## PAGE
Antonio Desjardins, Crépuscules, Hull, Progrès de Hull, 1924, 187 pages.
Antonio Desjardins est né en 1894 dans une
famille bourgeoise et cultivée de Hull. Il a même poursuivi des études à la
Sorbonne. Étrangement, pour gagner sa vie, il a travaillé dans l’épicerie de
son frère, ce qui lui permettait d’écrire. Notre poète-épicier n’a publié qu’un
livre, Crépuscules… en 1924.
Le livre est dédié à celle « dont l’âme lui fut si chère ». Comme structure, il reprend la traditionnelle division des saisons : Heures d’été, Heures d’automne, Heure d’hiver et Heures de printemps. À la fin de chacune des parties, il ajoute un long poème.

## CONSIGNE A
Reproduisez à l'identique les lignes des enregistrements, en commençant par la ligne qui contient « Enumerate the UI » et en allant jusqu'à la ligne qui contient « cancel-button[interactable]: Cancel — », ces deux lignes comprises. Laissez les images de côté.

## ENREGISTREMENTS
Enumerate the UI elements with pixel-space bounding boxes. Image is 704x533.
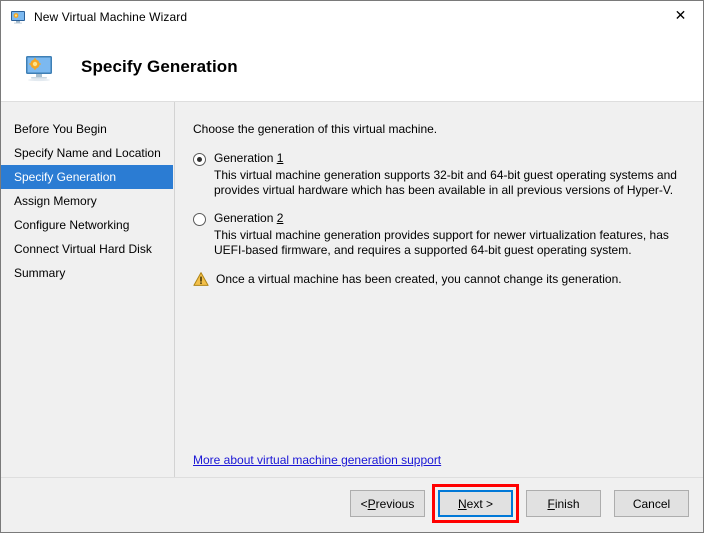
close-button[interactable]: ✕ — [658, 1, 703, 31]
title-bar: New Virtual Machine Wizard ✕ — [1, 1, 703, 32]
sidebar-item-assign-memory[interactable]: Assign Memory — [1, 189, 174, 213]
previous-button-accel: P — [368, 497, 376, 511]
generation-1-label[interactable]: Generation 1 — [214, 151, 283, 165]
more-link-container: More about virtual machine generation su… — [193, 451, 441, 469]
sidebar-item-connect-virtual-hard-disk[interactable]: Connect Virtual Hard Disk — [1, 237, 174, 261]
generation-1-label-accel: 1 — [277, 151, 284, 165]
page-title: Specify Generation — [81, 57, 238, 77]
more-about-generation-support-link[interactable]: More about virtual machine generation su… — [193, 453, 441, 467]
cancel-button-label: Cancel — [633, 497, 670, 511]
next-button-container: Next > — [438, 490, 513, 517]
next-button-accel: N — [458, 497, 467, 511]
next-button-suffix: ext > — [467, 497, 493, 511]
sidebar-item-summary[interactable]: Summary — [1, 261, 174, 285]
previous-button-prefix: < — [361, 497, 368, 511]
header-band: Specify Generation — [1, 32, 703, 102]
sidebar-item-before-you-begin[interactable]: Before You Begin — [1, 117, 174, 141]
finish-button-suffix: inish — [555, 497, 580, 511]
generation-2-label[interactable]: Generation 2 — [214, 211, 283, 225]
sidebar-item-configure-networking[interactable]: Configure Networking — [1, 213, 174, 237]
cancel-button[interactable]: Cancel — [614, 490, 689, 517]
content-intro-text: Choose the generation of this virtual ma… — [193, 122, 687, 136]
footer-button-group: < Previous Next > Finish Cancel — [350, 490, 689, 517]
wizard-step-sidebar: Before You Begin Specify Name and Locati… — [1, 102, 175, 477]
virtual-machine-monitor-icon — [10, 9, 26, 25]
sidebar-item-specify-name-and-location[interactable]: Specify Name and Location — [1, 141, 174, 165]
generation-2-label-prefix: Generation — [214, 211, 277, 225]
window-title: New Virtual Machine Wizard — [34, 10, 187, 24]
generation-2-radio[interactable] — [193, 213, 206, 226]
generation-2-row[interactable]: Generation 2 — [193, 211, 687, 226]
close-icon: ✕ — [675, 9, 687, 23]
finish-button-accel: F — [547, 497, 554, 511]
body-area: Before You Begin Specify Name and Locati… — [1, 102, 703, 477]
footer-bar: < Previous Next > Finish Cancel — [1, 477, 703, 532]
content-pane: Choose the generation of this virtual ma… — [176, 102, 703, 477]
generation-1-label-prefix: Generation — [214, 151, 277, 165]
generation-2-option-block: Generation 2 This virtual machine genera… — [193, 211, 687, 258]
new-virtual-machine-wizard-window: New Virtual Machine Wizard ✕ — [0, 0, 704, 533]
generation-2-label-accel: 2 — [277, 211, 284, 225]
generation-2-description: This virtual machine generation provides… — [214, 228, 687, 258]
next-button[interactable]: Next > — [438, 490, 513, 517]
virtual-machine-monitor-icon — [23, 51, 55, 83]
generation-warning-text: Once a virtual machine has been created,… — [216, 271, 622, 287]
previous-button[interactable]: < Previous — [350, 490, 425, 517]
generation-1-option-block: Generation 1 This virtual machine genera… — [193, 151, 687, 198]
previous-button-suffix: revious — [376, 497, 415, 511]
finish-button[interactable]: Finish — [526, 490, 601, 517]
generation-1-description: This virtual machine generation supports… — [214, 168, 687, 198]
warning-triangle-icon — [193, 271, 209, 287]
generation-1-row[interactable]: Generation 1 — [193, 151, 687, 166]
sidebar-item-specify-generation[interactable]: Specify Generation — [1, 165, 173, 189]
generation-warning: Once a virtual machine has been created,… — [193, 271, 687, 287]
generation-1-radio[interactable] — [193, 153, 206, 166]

---

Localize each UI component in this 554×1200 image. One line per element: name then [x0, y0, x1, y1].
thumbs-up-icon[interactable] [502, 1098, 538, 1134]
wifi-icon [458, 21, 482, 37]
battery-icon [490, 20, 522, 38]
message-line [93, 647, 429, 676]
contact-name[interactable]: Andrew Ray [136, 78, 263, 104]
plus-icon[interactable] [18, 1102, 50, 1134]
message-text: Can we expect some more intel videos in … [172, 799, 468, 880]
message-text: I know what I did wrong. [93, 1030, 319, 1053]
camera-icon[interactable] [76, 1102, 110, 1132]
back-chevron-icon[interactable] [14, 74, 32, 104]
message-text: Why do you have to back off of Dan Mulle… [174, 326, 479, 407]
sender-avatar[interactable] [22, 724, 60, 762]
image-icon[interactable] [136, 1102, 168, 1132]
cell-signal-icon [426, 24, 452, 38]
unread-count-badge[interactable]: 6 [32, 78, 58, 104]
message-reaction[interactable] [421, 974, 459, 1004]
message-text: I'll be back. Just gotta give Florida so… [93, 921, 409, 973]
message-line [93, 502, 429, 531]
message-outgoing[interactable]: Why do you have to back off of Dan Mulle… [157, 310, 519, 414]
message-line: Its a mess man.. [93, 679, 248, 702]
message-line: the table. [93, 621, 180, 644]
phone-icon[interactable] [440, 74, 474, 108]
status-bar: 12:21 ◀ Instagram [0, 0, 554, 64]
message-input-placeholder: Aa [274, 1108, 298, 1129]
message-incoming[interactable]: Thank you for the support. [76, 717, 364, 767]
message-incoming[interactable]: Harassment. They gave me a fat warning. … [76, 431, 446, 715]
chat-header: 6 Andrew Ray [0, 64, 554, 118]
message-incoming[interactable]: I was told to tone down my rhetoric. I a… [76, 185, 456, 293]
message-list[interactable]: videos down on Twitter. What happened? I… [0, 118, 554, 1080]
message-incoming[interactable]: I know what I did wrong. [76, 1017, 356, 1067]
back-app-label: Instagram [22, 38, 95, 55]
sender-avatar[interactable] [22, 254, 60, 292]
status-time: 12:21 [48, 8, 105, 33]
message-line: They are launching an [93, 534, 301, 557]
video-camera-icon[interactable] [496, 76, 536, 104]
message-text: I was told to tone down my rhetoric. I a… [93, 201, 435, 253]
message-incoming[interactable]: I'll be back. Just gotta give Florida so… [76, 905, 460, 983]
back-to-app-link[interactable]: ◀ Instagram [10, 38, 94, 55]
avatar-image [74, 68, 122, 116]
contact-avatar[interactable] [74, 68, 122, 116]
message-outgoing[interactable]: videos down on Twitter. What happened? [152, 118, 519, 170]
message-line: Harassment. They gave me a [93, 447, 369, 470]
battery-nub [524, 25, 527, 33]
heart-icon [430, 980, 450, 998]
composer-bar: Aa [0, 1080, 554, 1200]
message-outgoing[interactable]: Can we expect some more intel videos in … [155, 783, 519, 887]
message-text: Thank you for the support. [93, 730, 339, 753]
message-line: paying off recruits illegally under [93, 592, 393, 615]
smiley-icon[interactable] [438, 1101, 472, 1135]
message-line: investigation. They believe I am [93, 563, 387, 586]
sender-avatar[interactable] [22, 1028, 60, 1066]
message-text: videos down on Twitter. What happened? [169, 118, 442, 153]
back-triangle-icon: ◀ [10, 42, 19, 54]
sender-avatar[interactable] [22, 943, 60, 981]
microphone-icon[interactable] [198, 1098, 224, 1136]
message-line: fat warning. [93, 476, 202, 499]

* * *

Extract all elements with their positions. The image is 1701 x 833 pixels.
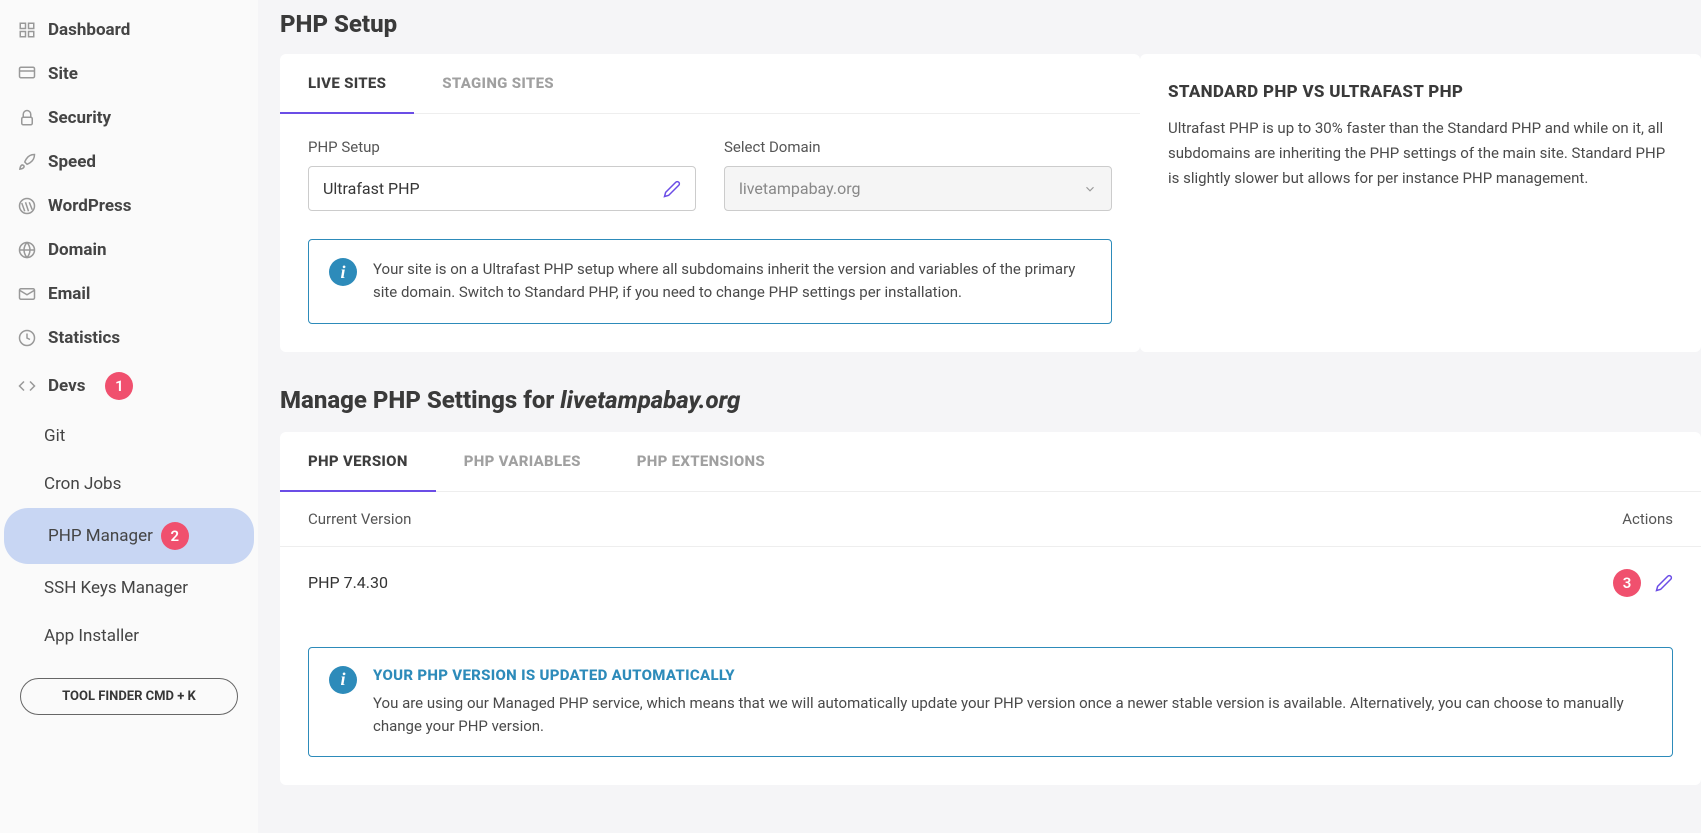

## CONSIGNE B
Poursuivez la page consacrée au recueil Crépuscules d'Antonio Desjardins à partir de l'endroit où elle s'arrête.

## RÉSULTAT A
Enumerate the UI elements with pixel-space bounding boxes. Image is 704x533.
close-button[interactable]: ✕ — [658, 1, 703, 31]
title-bar: New Virtual Machine Wizard ✕ — [1, 1, 703, 32]
sidebar-item-assign-memory[interactable]: Assign Memory — [1, 189, 174, 213]
previous-button-accel: P — [368, 497, 376, 511]
generation-1-label[interactable]: Generation 1 — [214, 151, 283, 165]
more-link-container: More about virtual machine generation su… — [193, 451, 441, 469]
sidebar-item-connect-virtual-hard-disk[interactable]: Connect Virtual Hard Disk — [1, 237, 174, 261]
generation-1-label-accel: 1 — [277, 151, 284, 165]
page-title: Specify Generation — [81, 57, 238, 77]
more-about-generation-support-link[interactable]: More about virtual machine generation su… — [193, 453, 441, 467]
cancel-button-label: Cancel — [633, 497, 670, 511]
next-button-container: Next > — [438, 490, 513, 517]
next-button-accel: N — [458, 497, 467, 511]
next-button-suffix: ext > — [467, 497, 493, 511]
sidebar-item-summary[interactable]: Summary — [1, 261, 174, 285]
previous-button-prefix: < — [361, 497, 368, 511]
header-band: Specify Generation — [1, 32, 703, 102]
sidebar-item-before-you-begin[interactable]: Before You Begin — [1, 117, 174, 141]
finish-button-suffix: inish — [555, 497, 580, 511]
generation-2-label[interactable]: Generation 2 — [214, 211, 283, 225]
sidebar-item-configure-networking[interactable]: Configure Networking — [1, 213, 174, 237]
cancel-button[interactable]: Cancel — [614, 490, 689, 517]

## RÉSULTAT B
Les Heures d’été sont teintées de mélancolie, de tristesse et de regrets. Les beautés de la nature font ressurgir d’anciennes blessures : « Une grive a pleuré sur sa branche puis s’est tu… / Mais sa douleur, / Mais sa douleur, / Inconsolée… » Dans les Heures d’automne, de courts poèmes impressionnistes, très musicaux, alternent avec des poèmes plus sombres qui reprennent la thématique de la première partie. « Ô ma vieille souffrance / Qui revient / Me sourire / En silence… » On retrouve la même souffrance dans les Heures d’hiver, mais le ton est plus dramatique : « Mon âme a mal jusqu’au martyr… / Est-ce sa vie qui va finir… / Mon sang se fige dans la souffrance / D’une éternelle désespérance ». Les Heures du printemps ne réussissent pas à atténuer l’ancienne peine : « Tragique comme un cri d’automne agonisant, / Où mon cœur s’épuisa, mon cœur d’adolescent… / Elle est toute en mon sang, sanglotante infinie, / Cette mélancolie, cette mélancolie… »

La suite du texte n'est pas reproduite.